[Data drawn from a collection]
# # # #

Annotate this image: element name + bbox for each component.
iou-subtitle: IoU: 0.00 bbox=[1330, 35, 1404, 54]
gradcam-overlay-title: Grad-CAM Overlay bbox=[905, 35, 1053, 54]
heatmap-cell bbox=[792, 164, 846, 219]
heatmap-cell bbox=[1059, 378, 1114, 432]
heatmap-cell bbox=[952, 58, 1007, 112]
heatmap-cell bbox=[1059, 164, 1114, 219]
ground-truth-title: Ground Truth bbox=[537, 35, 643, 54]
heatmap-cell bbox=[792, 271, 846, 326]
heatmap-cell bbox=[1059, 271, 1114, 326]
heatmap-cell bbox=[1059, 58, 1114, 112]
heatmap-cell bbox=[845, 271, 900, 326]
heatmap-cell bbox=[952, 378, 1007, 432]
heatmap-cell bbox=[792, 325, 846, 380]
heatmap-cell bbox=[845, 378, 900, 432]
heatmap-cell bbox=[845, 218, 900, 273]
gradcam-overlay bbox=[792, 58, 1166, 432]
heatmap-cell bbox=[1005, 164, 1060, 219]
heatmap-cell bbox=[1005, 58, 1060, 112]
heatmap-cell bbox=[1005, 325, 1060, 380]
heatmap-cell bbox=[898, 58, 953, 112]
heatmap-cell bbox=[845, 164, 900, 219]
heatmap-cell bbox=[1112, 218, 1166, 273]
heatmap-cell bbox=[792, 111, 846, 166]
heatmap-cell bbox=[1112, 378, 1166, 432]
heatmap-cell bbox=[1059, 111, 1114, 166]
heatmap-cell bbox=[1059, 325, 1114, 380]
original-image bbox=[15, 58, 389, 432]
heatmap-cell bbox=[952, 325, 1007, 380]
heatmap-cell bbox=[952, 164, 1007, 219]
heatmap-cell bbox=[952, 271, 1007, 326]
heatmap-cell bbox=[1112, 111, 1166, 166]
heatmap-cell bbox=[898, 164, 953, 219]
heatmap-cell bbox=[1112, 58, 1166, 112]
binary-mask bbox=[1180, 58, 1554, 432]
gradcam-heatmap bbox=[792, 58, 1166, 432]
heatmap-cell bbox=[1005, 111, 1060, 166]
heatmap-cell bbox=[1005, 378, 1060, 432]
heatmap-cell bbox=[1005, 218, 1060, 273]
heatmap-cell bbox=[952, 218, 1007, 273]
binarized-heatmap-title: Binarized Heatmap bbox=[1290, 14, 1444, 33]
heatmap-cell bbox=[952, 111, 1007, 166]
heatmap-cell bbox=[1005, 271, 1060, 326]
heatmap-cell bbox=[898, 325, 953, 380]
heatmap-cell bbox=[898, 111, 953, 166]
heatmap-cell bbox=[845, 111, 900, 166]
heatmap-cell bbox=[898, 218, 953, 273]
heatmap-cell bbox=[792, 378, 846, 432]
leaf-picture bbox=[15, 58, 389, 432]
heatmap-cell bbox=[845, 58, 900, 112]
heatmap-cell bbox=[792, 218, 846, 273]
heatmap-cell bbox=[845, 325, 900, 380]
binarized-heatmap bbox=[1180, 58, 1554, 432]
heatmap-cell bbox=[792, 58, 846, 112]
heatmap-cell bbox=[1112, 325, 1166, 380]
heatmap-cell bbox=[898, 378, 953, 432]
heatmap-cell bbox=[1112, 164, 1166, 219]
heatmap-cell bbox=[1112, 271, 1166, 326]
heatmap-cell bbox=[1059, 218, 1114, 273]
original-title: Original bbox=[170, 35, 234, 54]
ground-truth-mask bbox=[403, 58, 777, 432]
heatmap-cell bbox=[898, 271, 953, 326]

# # # #

WHAT YOU ARE ASKED TO DO: Put the lines of the data, from the first line through the line containing "heatmap-cell bbox=[898, 164, 953, 219]", into a JSON list of strings, one string per line, omitting any blank lines.

CORRECT RESULT:
[
  "Annotate this image: element name + bbox for each component.",
  "iou-subtitle: IoU: 0.00 bbox=[1330, 35, 1404, 54]",
  "gradcam-overlay-title: Grad-CAM Overlay bbox=[905, 35, 1053, 54]",
  "heatmap-cell bbox=[792, 164, 846, 219]",
  "heatmap-cell bbox=[1059, 378, 1114, 432]",
  "heatmap-cell bbox=[952, 58, 1007, 112]",
  "heatmap-cell bbox=[1059, 164, 1114, 219]",
  "ground-truth-title: Ground Truth bbox=[537, 35, 643, 54]",
  "heatmap-cell bbox=[792, 271, 846, 326]",
  "heatmap-cell bbox=[1059, 271, 1114, 326]",
  "heatmap-cell bbox=[1059, 58, 1114, 112]",
  "heatmap-cell bbox=[845, 271, 900, 326]",
  "heatmap-cell bbox=[952, 378, 1007, 432]",
  "heatmap-cell bbox=[792, 325, 846, 380]",
  "heatmap-cell bbox=[845, 378, 900, 432]",
  "heatmap-cell bbox=[845, 218, 900, 273]",
  "gradcam-overlay bbox=[792, 58, 1166, 432]",
  "heatmap-cell bbox=[1005, 164, 1060, 219]",
  "heatmap-cell bbox=[1005, 58, 1060, 112]",
  "heatmap-cell bbox=[1005, 325, 1060, 380]",
  "heatmap-cell bbox=[898, 58, 953, 112]",
  "heatmap-cell bbox=[845, 164, 900, 219]",
  "heatmap-cell bbox=[1112, 218, 1166, 273]",
  "heatmap-cell bbox=[792, 111, 846, 166]",
  "heatmap-cell bbox=[1112, 378, 1166, 432]",
  "heatmap-cell bbox=[1059, 111, 1114, 166]",
  "heatmap-cell bbox=[1059, 325, 1114, 380]",
  "original-image bbox=[15, 58, 389, 432]",
  "heatmap-cell bbox=[952, 325, 1007, 380]",
  "heatmap-cell bbox=[952, 164, 1007, 219]",
  "heatmap-cell bbox=[952, 271, 1007, 326]",
  "heatmap-cell bbox=[1112, 111, 1166, 166]",
  "heatmap-cell bbox=[898, 164, 953, 219]"
]